> TEXT SECTION:
==========
So I'm sure that watching my parents reach out--and reach in--to the lives of people no one else seemed to care about, has made me want to do likewise.
But so far I have kept an arm's length. God, forgive me. Forgive me for not caring enough. I just want things and people to be "nice" and "comfortable" and "acceptable." Change my heart, O God, and shorten the distance between my mouth and my hands, I pray.
You've shown me my Dung Gate, Dear Father. Now give me faith, courage, and abundant love to strengthen it.
9 Comments:
What a wonderful example, your parents were! I was in GA's too (I loved it).
On a more serious note, I know exactly what you mean. I struggle with the same thing. I desire to minister to those who are poor not only materially but spiritually. But I my desire to help struggles with my desire for comfort and selfishness.
My specific desires have been Prison Ministry through the church, helping teenage pregnant girls, and ESL for those who live in my area and need help with English. My burden is for people currently outside of the church. Josh and I have been praying about it, and for now, with my current responsibilities, Josh has thought it best to wait until I stop working full-time. Alot of these ministries require day-time work. I've looked into an ESL program and know where I'll go once I'm free to do that.
I'll continue to pray for the Lord's guidence for you in this area and for heart change. But I know for myself, true heart change will happen when I take action. Until then, I pray the Lord will help me not grow lethargic and look at the "unloveables" at my work and reach out to them, and believe me, there are some!
I can't wait to do the homeless outreach soon. I'm hoping it'll open my eyes and bring me out of my cushy comfort zone.
Mrs. Danielle, I think it's so neat that you have 2 of the same desires I have-- prison ministry and reaching out to pregnant teenagers. I cannot wait until I'm old enough to do those. I'll be praying that soon God will give you the opportunity to do what He has given you the desire to.
Dear Zoanna, I'll be praying that God gives you all the strength and love you need to fortify your own Gate. Thank you for sharing your insights and your personal thoughts.
Love to you my friend.
==========
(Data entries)
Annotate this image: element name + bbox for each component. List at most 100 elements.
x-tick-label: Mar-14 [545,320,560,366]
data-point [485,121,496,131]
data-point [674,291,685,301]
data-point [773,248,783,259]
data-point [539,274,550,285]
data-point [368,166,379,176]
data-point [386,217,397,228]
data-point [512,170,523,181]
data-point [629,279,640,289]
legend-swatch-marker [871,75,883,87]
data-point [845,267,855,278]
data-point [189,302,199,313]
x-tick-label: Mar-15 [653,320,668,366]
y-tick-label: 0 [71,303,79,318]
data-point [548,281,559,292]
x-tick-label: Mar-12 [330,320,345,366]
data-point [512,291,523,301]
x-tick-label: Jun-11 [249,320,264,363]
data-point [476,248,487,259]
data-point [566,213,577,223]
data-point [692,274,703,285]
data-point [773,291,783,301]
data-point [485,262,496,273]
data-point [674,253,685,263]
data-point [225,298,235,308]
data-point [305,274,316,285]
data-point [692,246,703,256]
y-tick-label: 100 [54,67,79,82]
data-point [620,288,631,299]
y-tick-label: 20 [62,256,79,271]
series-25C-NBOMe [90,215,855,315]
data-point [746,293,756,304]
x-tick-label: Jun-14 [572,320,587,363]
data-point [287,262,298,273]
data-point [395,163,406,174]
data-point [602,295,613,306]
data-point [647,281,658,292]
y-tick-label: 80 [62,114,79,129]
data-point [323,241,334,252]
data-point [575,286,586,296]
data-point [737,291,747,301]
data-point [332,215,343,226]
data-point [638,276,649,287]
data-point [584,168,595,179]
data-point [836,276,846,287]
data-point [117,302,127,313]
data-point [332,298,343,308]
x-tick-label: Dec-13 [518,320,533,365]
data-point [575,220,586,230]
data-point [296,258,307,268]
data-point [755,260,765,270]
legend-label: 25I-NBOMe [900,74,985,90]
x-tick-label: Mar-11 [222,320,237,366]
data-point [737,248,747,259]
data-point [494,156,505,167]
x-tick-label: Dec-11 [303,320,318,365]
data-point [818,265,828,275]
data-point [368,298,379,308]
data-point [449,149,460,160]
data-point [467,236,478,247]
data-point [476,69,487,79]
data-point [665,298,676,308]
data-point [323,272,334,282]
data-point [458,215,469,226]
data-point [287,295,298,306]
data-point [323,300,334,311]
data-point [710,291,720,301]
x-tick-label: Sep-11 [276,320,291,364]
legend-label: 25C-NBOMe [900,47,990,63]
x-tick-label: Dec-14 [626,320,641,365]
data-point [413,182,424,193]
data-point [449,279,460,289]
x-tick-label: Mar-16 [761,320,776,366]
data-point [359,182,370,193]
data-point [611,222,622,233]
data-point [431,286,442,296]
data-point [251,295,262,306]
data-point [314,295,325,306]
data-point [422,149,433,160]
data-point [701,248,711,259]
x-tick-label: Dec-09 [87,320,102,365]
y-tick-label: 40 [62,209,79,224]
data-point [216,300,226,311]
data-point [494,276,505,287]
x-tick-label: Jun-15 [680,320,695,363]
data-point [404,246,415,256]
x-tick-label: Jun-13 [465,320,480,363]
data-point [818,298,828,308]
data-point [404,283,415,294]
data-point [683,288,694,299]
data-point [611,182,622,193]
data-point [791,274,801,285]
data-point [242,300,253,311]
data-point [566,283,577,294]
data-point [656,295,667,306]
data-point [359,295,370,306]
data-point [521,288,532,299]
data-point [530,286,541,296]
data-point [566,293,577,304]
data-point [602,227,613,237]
==========
> PROBLEMS TO SOLVE:
**A.** Answer these questions about the post on reaching out to others, one per line.
(i) In her prayer, what does the writer ask God to shorten the distance between?
(ii) How many comments does the post's header announce?
(iii) Which three ministries does the first commenter name as her specific desires?
**B.** Rewrite the part of the post on reaching out to others that begins with the words "I can't wait" and ends after "the desire to.", replacing "homeless outreach" with "soup kitchen".
**C.** Continue the post on reaching out to others from where it stops.

> ANSWERS:
**A.**
(i) Her mouth and her hands.
(ii) 9.
(iii) Prison Ministry through the church, helping teenage pregnant girls, and ESL for those in her area who need help with English.

**B.**
I can't wait to do the soup kitchen soon. I'm hoping it'll open my eyes and bring me out of my cushy comfort zone.
Mrs. Danielle, I think it's so neat that you have 2 of the same desires I have-- prison ministry and reaching out to pregnant teenagers. I cannot wait until I'm old enough to do those. I'll be praying that soon God will give you the opportunity to do what He has given you the desire to.

**C.**
Zoanna, to answer your question about "nellybelly," that's my signin name (not screen name) and somehow I messed it up in trying to sign on. My parents used to call me "Nellybelly with dirt in her belly." Yeah. Strange. I have no idea where that came from. Anyway, they mostly said that when I was little. But when I was 13 and my little sister was born, she couldn't say "Danielle" very well and it came out "Nell." Now everyone in my family sometimes calls me "Nell," "Nelly," Nellybelly," or variations thereof. But my youngest sister still does it the most. So now you know.
Ah, I've been enlightened.
Thanks.
So I meant to ask you, how are you going to practially put into action your desire to reach out to the homeless?
Katrina was a starting point, practically speaking, by shipping 253 bags (made and filled by lots and lots of different people). Our homeschool group plus Wilma Cook are making and filling 45 and a few of us will go the JRC (Jewish Relief Center) next Sunday and accompany Michelle H to a family sheltertogether in the afternoon. Dana and Allie, the Heplers, and Sarah and I so far have volunteered to go up there. We're taking things like toiletries, toys, clothing, and canned goods. The center and shelter are in Cecil County.
I hope you post about your experiences volunteering. I'd love to know more about it . . . my March weekends are pretty packed but in April I might be more free to volunteer with you!
Good! We'll be going in late April to deliver drawstring bags we've made and filled especially for them. Would you like me to cc you my emails to the homeschool group regarding these plans?